■ VORLIEGENDER TEXT:
────────

Donnerstagabend, 19.30 Uhr. Kamera? Kamera läuft! Mikrofon? Mikrofon läuft! Der Livestream startet. „Die Chefin und der Praktikant“ gehen via YouTube auf Sendung.
Das Format ist kein Straßenfeger, aber eine inzwischen ebenso leichtfüßige wie ernst zu nehmende Form des Dialogs mit den Kundinnen (ja, mehrheitlich Frauen!) von Patch & Work und dem stoffhaus. Grit Weigmann ist Inhaberin der beiden Stoffläden in Halle. Patch & Work besteht seit 2005. Mit gut einhundert Baumwollstoffen fing alles an. Zielgruppe: Frauen, die sich für die kunstvolle Fertigung sogenannter Quilts und anderer Patchwork-Produkte interessieren. Es geht um die mal traditionelle und mal freie Verarbeitung einzelner Stoffteile (Patches) zu schönen Gebrauchsgegenständen oder Accessoires.

────────

■ DATENZEILEN:
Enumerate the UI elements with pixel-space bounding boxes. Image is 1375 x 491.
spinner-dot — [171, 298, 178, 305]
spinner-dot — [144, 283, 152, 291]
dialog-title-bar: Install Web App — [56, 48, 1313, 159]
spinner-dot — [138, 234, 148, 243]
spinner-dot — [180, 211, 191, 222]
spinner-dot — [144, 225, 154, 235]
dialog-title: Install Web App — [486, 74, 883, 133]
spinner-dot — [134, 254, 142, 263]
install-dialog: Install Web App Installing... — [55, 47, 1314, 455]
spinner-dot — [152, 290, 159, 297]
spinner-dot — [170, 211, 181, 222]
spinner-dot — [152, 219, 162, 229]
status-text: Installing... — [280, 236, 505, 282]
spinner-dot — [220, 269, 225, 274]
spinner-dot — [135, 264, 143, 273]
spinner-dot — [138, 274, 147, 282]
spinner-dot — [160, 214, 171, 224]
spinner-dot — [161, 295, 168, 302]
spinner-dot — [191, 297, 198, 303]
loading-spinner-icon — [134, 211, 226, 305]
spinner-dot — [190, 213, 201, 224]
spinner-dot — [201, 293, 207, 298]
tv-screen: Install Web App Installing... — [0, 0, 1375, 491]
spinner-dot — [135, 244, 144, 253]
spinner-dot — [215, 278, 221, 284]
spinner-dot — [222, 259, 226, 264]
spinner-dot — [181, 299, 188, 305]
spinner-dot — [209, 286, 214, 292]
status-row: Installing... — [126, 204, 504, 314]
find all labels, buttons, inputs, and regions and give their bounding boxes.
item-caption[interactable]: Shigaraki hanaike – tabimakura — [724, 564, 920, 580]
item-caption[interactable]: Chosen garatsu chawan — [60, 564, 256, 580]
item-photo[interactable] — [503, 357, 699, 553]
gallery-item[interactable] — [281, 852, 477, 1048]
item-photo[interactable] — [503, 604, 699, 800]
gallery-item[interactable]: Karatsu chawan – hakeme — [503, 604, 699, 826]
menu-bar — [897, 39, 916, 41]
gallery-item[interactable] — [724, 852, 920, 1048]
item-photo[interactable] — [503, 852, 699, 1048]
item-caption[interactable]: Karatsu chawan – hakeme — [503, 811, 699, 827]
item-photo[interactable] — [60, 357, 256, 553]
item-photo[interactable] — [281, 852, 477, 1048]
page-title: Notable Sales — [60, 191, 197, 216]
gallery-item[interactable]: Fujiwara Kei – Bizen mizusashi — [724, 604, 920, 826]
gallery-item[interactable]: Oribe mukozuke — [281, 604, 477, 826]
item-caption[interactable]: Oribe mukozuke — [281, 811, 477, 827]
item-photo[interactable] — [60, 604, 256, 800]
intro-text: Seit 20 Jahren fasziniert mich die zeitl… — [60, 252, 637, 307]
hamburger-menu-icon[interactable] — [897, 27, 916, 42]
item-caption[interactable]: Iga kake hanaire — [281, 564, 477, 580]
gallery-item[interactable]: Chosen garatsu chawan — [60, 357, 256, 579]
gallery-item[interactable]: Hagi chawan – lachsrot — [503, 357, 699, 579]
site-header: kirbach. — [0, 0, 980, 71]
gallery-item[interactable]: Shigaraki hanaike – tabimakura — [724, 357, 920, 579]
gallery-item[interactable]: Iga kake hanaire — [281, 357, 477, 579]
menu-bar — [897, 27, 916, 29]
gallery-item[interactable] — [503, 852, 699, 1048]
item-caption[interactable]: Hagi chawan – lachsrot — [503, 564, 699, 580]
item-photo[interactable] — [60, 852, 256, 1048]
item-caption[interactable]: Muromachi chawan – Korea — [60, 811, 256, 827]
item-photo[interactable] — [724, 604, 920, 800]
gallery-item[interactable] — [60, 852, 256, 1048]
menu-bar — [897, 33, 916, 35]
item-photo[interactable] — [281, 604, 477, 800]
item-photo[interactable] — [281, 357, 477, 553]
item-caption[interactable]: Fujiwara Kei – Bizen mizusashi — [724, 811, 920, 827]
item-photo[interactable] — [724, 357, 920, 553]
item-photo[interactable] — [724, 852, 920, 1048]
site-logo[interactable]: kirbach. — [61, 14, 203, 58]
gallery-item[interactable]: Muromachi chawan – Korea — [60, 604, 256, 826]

────────

■ DEINE AUFGABE: Gib den Inhalt des Textes in zwei Sätzen wieder.

■ ERGEBNIS DER AUFGABE: An einem Donnerstagabend um 19.30 Uhr startet der YouTube-Livestream „Die Chefin und der Praktikant“, ein Format für den Dialog mit den mehrheitlich weiblichen Kundinnen von Patch & Work und dem stoffhaus. Beide Stoffläden in Halle gehören Grit Weigmann, und Patch & Work besteht seit 2005, begann mit gut einhundert Baumwollstoffen und richtet sich an Frauen, die sich für Quilts und andere Patchwork-Produkte interessieren.